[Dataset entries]
%%
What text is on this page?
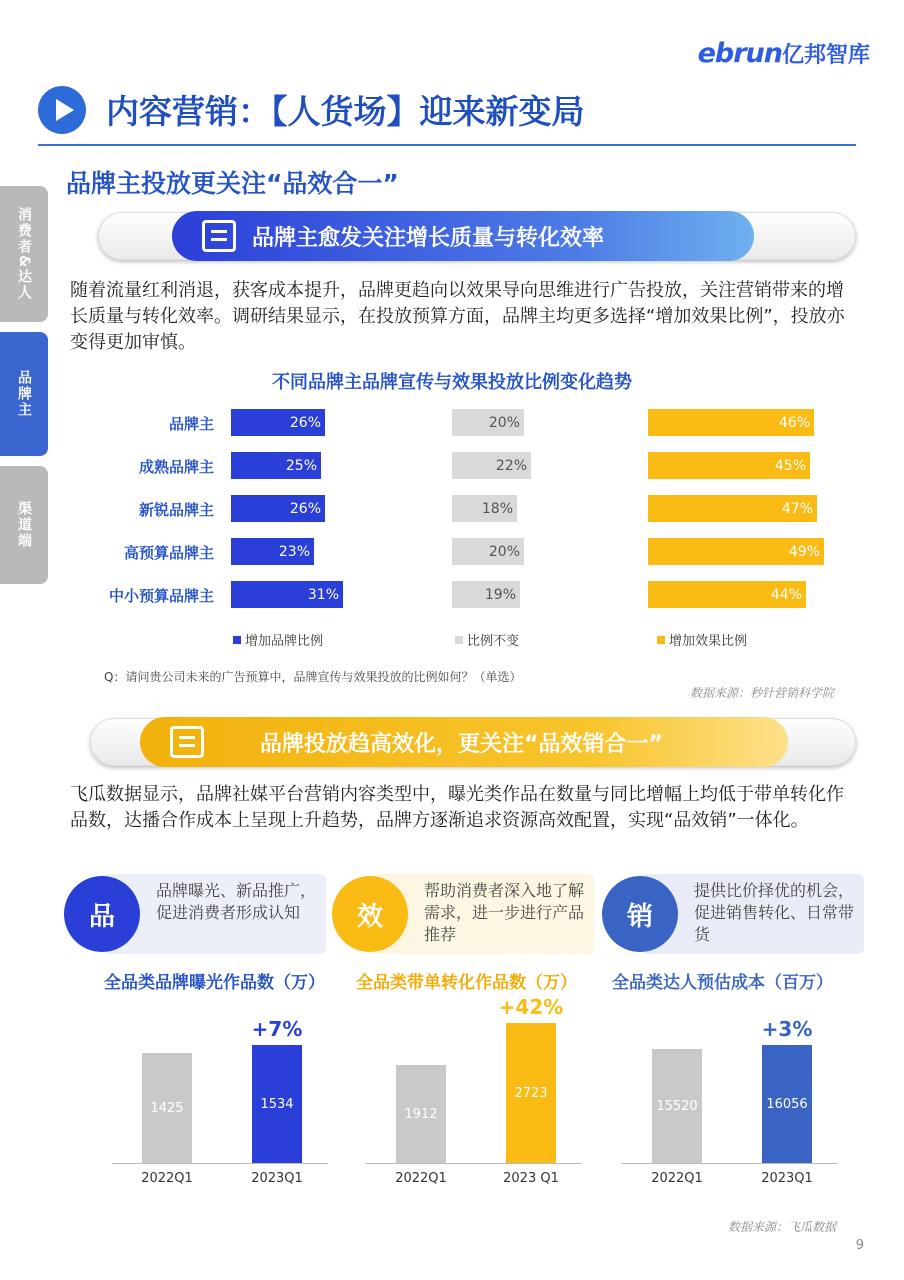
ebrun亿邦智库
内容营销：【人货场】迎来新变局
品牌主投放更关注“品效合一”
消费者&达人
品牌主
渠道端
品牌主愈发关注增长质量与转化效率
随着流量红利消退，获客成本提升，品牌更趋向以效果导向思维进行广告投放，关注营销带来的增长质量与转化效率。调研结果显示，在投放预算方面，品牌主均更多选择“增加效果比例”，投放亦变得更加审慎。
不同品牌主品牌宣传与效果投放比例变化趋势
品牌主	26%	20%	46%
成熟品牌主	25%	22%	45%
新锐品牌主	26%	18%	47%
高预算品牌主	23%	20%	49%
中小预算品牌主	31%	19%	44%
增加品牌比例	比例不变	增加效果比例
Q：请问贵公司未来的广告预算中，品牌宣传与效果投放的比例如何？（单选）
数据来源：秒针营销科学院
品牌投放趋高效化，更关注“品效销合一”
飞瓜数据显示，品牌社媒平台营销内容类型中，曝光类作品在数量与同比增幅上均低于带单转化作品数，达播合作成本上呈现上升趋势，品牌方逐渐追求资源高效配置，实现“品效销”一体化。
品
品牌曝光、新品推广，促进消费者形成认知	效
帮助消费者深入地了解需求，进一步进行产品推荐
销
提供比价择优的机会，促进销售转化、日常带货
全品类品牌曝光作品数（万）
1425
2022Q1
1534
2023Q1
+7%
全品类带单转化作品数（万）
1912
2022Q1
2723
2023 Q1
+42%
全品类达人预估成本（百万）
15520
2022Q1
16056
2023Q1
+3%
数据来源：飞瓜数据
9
%%
» **What you should do**
Omit each picture, then return all of the listing exactly as it stands.

» **Answer to the task**
What text is on this page?
ebrun亿邦智库
内容营销：【人货场】迎来新变局
品牌主投放更关注“品效合一”
消费者&达人
品牌主
渠道端
品牌主愈发关注增长质量与转化效率
随着流量红利消退，获客成本提升，品牌更趋向以效果导向思维进行广告投放，关注营销带来的增长质量与转化效率。调研结果显示，在投放预算方面，品牌主均更多选择“增加效果比例”，投放亦变得更加审慎。
不同品牌主品牌宣传与效果投放比例变化趋势
品牌主	26%	20%	46%
成熟品牌主	25%	22%	45%
新锐品牌主	26%	18%	47%
高预算品牌主	23%	20%	49%
中小预算品牌主	31%	19%	44%
增加品牌比例	比例不变	增加效果比例
Q：请问贵公司未来的广告预算中，品牌宣传与效果投放的比例如何？（单选）
数据来源：秒针营销科学院
品牌投放趋高效化，更关注“品效销合一”
飞瓜数据显示，品牌社媒平台营销内容类型中，曝光类作品在数量与同比增幅上均低于带单转化作品数，达播合作成本上呈现上升趋势，品牌方逐渐追求资源高效配置，实现“品效销”一体化。
品
品牌曝光、新品推广，促进消费者形成认知	效
帮助消费者深入地了解需求，进一步进行产品推荐
销
提供比价择优的机会，促进销售转化、日常带货
全品类品牌曝光作品数（万）
1425
2022Q1
1534
2023Q1
+7%
全品类带单转化作品数（万）
1912
2022Q1
2723
2023 Q1
+42%
全品类达人预估成本（百万）
15520
2022Q1
16056
2023Q1
+3%
数据来源：飞瓜数据
9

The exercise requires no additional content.